Write the listing out again, all of it, word for word.

#### DATA SHOWN
- - -
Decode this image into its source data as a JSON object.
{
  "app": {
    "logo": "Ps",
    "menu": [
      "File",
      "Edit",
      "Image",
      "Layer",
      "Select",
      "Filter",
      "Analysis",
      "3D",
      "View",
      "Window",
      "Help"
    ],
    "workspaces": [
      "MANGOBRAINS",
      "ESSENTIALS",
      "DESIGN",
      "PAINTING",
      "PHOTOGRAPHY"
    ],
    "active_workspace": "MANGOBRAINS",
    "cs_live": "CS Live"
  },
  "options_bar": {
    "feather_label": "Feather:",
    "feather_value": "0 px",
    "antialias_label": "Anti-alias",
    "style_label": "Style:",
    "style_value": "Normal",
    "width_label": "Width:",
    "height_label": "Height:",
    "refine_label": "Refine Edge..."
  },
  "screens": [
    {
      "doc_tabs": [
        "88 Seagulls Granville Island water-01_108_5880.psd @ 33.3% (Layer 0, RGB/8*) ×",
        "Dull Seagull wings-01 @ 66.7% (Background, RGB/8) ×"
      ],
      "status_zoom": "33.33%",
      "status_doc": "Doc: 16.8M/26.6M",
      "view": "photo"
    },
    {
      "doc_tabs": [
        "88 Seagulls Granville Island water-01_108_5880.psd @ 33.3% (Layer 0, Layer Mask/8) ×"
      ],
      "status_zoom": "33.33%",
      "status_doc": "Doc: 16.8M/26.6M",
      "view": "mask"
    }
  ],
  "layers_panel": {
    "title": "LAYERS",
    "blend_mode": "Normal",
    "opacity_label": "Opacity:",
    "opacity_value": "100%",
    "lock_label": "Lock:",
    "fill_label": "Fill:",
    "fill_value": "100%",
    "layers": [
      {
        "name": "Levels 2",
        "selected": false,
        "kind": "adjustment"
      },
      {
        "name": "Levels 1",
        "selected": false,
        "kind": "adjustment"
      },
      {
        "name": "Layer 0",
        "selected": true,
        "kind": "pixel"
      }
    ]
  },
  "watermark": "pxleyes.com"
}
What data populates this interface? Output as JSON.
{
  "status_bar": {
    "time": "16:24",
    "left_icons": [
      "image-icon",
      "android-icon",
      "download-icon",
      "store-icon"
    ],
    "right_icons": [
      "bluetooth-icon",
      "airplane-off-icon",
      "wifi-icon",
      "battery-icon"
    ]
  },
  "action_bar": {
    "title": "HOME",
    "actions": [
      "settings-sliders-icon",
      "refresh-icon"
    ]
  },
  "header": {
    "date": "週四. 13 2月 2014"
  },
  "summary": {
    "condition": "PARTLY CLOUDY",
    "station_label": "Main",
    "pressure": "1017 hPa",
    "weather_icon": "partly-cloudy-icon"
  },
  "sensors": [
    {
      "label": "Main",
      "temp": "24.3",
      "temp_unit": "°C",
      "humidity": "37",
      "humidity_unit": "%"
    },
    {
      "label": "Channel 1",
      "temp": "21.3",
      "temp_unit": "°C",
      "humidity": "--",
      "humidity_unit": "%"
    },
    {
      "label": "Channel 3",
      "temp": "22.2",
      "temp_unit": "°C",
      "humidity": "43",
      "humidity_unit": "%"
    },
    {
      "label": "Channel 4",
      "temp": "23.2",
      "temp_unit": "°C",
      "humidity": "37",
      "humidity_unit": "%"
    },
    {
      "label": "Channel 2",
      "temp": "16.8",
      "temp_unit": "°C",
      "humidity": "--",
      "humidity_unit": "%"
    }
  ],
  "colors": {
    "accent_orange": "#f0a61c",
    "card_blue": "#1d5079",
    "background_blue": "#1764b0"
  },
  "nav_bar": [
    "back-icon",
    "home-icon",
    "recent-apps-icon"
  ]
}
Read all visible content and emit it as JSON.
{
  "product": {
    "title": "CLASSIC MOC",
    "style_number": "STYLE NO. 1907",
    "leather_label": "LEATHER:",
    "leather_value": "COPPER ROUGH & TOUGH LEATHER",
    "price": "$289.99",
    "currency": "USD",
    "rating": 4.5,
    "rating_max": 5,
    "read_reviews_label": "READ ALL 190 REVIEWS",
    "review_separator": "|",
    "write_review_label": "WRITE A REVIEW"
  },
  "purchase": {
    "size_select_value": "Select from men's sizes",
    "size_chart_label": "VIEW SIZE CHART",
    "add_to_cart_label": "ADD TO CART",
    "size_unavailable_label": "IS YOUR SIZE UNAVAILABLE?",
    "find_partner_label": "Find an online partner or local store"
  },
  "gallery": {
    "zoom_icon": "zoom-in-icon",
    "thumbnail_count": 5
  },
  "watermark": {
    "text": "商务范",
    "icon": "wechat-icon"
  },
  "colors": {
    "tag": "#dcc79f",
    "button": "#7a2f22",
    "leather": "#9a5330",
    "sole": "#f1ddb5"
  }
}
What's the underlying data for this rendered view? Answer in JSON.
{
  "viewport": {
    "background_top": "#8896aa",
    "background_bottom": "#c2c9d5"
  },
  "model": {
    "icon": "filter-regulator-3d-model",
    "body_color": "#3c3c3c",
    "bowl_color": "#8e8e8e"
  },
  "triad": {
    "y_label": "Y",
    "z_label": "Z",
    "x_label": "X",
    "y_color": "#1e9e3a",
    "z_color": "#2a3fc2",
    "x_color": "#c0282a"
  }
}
- - -
#### SOLUTION TO THIS EXERCISE
Decode this image into its source data as a JSON object.
{
  "app": {
    "logo": "Ps",
    "menu": [
      "File",
      "Edit",
      "Image",
      "Layer",
      "Select",
      "Filter",
      "Analysis",
      "3D",
      "View",
      "Window",
      "Help"
    ],
    "workspaces": [
      "MANGOBRAINS",
      "ESSENTIALS",
      "DESIGN",
      "PAINTING",
      "PHOTOGRAPHY"
    ],
    "active_workspace": "MANGOBRAINS",
    "cs_live": "CS Live"
  },
  "options_bar": {
    "feather_label": "Feather:",
    "feather_value": "0 px",
    "antialias_label": "Anti-alias",
    "style_label": "Style:",
    "style_value": "Normal",
    "width_label": "Width:",
    "height_label": "Height:",
    "refine_label": "Refine Edge..."
  },
  "screens": [
    {
      "doc_tabs": [
        "88 Seagulls Granville Island water-01_108_5880.psd @ 33.3% (Layer 0, RGB/8*) ×",
        "Dull Seagull wings-01 @ 66.7% (Background, RGB/8) ×"
      ],
      "status_zoom": "33.33%",
      "status_doc": "Doc: 16.8M/26.6M",
      "view": "photo"
    },
    {
      "doc_tabs": [
        "88 Seagulls Granville Island water-01_108_5880.psd @ 33.3% (Layer 0, Layer Mask/8) ×"
      ],
      "status_zoom": "33.33%",
      "status_doc": "Doc: 16.8M/26.6M",
      "view": "mask"
    }
  ],
  "layers_panel": {
    "title": "LAYERS",
    "blend_mode": "Normal",
    "opacity_label": "Opacity:",
    "opacity_value": "100%",
    "lock_label": "Lock:",
    "fill_label": "Fill:",
    "fill_value": "100%",
    "layers": [
      {
        "name": "Levels 2",
        "selected": false,
        "kind": "adjustment"
      },
      {
        "name": "Levels 1",
        "selected": false,
        "kind": "adjustment"
      },
      {
        "name": "Layer 0",
        "selected": true,
        "kind": "pixel"
      }
    ]
  },
  "watermark": "pxleyes.com"
}
What data populates this interface? Output as JSON.
{
  "status_bar": {
    "time": "16:24",
    "left_icons": [
      "image-icon",
      "android-icon",
      "download-icon",
      "store-icon"
    ],
    "right_icons": [
      "bluetooth-icon",
      "airplane-off-icon",
      "wifi-icon",
      "battery-icon"
    ]
  },
  "action_bar": {
    "title": "HOME",
    "actions": [
      "settings-sliders-icon",
      "refresh-icon"
    ]
  },
  "header": {
    "date": "週四. 13 2月 2014"
  },
  "summary": {
    "condition": "PARTLY CLOUDY",
    "station_label": "Main",
    "pressure": "1017 hPa",
    "weather_icon": "partly-cloudy-icon"
  },
  "sensors": [
    {
      "label": "Main",
      "temp": "24.3",
      "temp_unit": "°C",
      "humidity": "37",
      "humidity_unit": "%"
    },
    {
      "label": "Channel 1",
      "temp": "21.3",
      "temp_unit": "°C",
      "humidity": "--",
      "humidity_unit": "%"
    },
    {
      "label": "Channel 3",
      "temp": "22.2",
      "temp_unit": "°C",
      "humidity": "43",
      "humidity_unit": "%"
    },
    {
      "label": "Channel 4",
      "temp": "23.2",
      "temp_unit": "°C",
      "humidity": "37",
      "humidity_unit": "%"
    },
    {
      "label": "Channel 2",
      "temp": "16.8",
      "temp_unit": "°C",
      "humidity": "--",
      "humidity_unit": "%"
    }
  ],
  "colors": {
    "accent_orange": "#f0a61c",
    "card_blue": "#1d5079",
    "background_blue": "#1764b0"
  },
  "nav_bar": [
    "back-icon",
    "home-icon",
    "recent-apps-icon"
  ]
}
Read all visible content and emit it as JSON.
{
  "product": {
    "title": "CLASSIC MOC",
    "style_number": "STYLE NO. 1907",
    "leather_label": "LEATHER:",
    "leather_value": "COPPER ROUGH & TOUGH LEATHER",
    "price": "$289.99",
    "currency": "USD",
    "rating": 4.5,
    "rating_max": 5,
    "read_reviews_label": "READ ALL 190 REVIEWS",
    "review_separator": "|",
    "write_review_label": "WRITE A REVIEW"
  },
  "purchase": {
    "size_select_value": "Select from men's sizes",
    "size_chart_label": "VIEW SIZE CHART",
    "add_to_cart_label": "ADD TO CART",
    "size_unavailable_label": "IS YOUR SIZE UNAVAILABLE?",
    "find_partner_label": "Find an online partner or local store"
  },
  "gallery": {
    "zoom_icon": "zoom-in-icon",
    "thumbnail_count": 5
  },
  "watermark": {
    "text": "商务范",
    "icon": "wechat-icon"
  },
  "colors": {
    "tag": "#dcc79f",
    "button": "#7a2f22",
    "leather": "#9a5330",
    "sole": "#f1ddb5"
  }
}
What's the underlying data for this rendered view? Answer in JSON.
{
  "viewport": {
    "background_top": "#8896aa",
    "background_bottom": "#c2c9d5"
  },
  "model": {
    "icon": "filter-regulator-3d-model",
    "body_color": "#3c3c3c",
    "bowl_color": "#8e8e8e"
  },
  "triad": {
    "y_label": "Y",
    "z_label": "Z",
    "x_label": "X",
    "y_color": "#1e9e3a",
    "z_color": "#2a3fc2",
    "x_color": "#c0282a"
  }
}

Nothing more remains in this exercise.